## [To be done]
Return every entry exactly.
══ Task input ══
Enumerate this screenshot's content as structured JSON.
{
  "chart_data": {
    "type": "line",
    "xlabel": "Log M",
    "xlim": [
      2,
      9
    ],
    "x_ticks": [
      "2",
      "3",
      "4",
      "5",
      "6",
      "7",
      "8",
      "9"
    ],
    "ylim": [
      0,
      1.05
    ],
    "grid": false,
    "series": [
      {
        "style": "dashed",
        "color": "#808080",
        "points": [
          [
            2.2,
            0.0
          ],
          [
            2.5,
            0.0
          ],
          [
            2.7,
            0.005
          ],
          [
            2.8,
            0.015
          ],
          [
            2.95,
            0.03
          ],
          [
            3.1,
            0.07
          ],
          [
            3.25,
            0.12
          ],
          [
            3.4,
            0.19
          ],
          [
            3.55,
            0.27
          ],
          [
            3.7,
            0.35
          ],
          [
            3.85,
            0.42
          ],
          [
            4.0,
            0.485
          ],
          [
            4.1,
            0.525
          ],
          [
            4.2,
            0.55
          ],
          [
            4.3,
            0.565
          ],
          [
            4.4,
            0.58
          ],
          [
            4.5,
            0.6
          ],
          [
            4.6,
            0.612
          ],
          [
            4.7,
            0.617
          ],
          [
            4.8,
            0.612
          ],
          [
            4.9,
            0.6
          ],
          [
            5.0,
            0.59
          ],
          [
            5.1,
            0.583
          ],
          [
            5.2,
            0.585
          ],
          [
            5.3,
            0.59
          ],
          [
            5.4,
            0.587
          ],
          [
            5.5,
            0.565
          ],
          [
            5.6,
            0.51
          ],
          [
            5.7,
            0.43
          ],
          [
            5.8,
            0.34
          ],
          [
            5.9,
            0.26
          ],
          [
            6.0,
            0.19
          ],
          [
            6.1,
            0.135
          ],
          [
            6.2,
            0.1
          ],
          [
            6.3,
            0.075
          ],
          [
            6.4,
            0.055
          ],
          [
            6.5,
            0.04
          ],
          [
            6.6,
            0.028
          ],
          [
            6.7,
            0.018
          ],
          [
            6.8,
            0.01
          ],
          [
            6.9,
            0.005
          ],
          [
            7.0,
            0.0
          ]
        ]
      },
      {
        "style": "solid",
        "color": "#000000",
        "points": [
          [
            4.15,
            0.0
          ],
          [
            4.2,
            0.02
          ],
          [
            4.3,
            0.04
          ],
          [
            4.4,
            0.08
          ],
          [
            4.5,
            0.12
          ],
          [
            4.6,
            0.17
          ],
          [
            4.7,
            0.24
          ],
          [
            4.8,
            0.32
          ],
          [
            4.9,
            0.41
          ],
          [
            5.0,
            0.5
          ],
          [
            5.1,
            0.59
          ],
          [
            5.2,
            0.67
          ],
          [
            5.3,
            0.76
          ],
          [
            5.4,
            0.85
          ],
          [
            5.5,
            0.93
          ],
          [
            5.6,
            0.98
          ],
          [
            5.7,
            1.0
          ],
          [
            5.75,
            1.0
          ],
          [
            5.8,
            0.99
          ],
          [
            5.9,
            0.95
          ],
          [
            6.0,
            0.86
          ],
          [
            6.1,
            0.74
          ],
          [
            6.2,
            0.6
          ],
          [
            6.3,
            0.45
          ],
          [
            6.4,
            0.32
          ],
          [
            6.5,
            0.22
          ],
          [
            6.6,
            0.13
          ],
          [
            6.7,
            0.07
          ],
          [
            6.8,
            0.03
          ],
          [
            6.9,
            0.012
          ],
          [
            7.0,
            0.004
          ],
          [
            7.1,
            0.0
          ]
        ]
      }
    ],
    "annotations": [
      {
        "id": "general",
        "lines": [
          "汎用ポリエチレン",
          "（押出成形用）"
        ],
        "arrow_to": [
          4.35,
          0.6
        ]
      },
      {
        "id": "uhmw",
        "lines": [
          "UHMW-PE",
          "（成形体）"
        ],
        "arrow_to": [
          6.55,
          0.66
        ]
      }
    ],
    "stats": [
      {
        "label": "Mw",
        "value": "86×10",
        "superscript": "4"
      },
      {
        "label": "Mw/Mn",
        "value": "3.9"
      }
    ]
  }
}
═══
## [Correct answer]
Enumerate this screenshot's content as structured JSON.
{
  "chart_data": {
    "type": "line",
    "xlabel": "Log M",
    "xlim": [
      2,
      9
    ],
    "x_ticks": [
      "2",
      "3",
      "4",
      "5",
      "6",
      "7",
      "8",
      "9"
    ],
    "ylim": [
      0,
      1.05
    ],
    "grid": false,
    "series": [
      {
        "style": "dashed",
        "color": "#808080",
        "points": [
          [
            2.2,
            0.0
          ],
          [
            2.5,
            0.0
          ],
          [
            2.7,
            0.005
          ],
          [
            2.8,
            0.015
          ],
          [
            2.95,
            0.03
          ],
          [
            3.1,
            0.07
          ],
          [
            3.25,
            0.12
          ],
          [
            3.4,
            0.19
          ],
          [
            3.55,
            0.27
          ],
          [
            3.7,
            0.35
          ],
          [
            3.85,
            0.42
          ],
          [
            4.0,
            0.485
          ],
          [
            4.1,
            0.525
          ],
          [
            4.2,
            0.55
          ],
          [
            4.3,
            0.565
          ],
          [
            4.4,
            0.58
          ],
          [
            4.5,
            0.6
          ],
          [
            4.6,
            0.612
          ],
          [
            4.7,
            0.617
          ],
          [
            4.8,
            0.612
          ],
          [
            4.9,
            0.6
          ],
          [
            5.0,
            0.59
          ],
          [
            5.1,
            0.583
          ],
          [
            5.2,
            0.585
          ],
          [
            5.3,
            0.59
          ],
          [
            5.4,
            0.587
          ],
          [
            5.5,
            0.565
          ],
          [
            5.6,
            0.51
          ],
          [
            5.7,
            0.43
          ],
          [
            5.8,
            0.34
          ],
          [
            5.9,
            0.26
          ],
          [
            6.0,
            0.19
          ],
          [
            6.1,
            0.135
          ],
          [
            6.2,
            0.1
          ],
          [
            6.3,
            0.075
          ],
          [
            6.4,
            0.055
          ],
          [
            6.5,
            0.04
          ],
          [
            6.6,
            0.028
          ],
          [
            6.7,
            0.018
          ],
          [
            6.8,
            0.01
          ],
          [
            6.9,
            0.005
          ],
          [
            7.0,
            0.0
          ]
        ]
      },
      {
        "style": "solid",
        "color": "#000000",
        "points": [
          [
            4.15,
            0.0
          ],
          [
            4.2,
            0.02
          ],
          [
            4.3,
            0.04
          ],
          [
            4.4,
            0.08
          ],
          [
            4.5,
            0.12
          ],
          [
            4.6,
            0.17
          ],
          [
            4.7,
            0.24
          ],
          [
            4.8,
            0.32
          ],
          [
            4.9,
            0.41
          ],
          [
            5.0,
            0.5
          ],
          [
            5.1,
            0.59
          ],
          [
            5.2,
            0.67
          ],
          [
            5.3,
            0.76
          ],
          [
            5.4,
            0.85
          ],
          [
            5.5,
            0.93
          ],
          [
            5.6,
            0.98
          ],
          [
            5.7,
            1.0
          ],
          [
            5.75,
            1.0
          ],
          [
            5.8,
            0.99
          ],
          [
            5.9,
            0.95
          ],
          [
            6.0,
            0.86
          ],
          [
            6.1,
            0.74
          ],
          [
            6.2,
            0.6
          ],
          [
            6.3,
            0.45
          ],
          [
            6.4,
            0.32
          ],
          [
            6.5,
            0.22
          ],
          [
            6.6,
            0.13
          ],
          [
            6.7,
            0.07
          ],
          [
            6.8,
            0.03
          ],
          [
            6.9,
            0.012
          ],
          [
            7.0,
            0.004
          ],
          [
            7.1,
            0.0
          ]
        ]
      }
    ],
    "annotations": [
      {
        "id": "general",
        "lines": [
          "汎用ポリエチレン",
          "（押出成形用）"
        ],
        "arrow_to": [
          4.35,
          0.6
        ]
      },
      {
        "id": "uhmw",
        "lines": [
          "UHMW-PE",
          "（成形体）"
        ],
        "arrow_to": [
          6.55,
          0.66
        ]
      }
    ],
    "stats": [
      {
        "label": "Mw",
        "value": "86×10",
        "superscript": "4"
      },
      {
        "label": "Mw/Mn",
        "value": "3.9"
      }
    ]
  }
}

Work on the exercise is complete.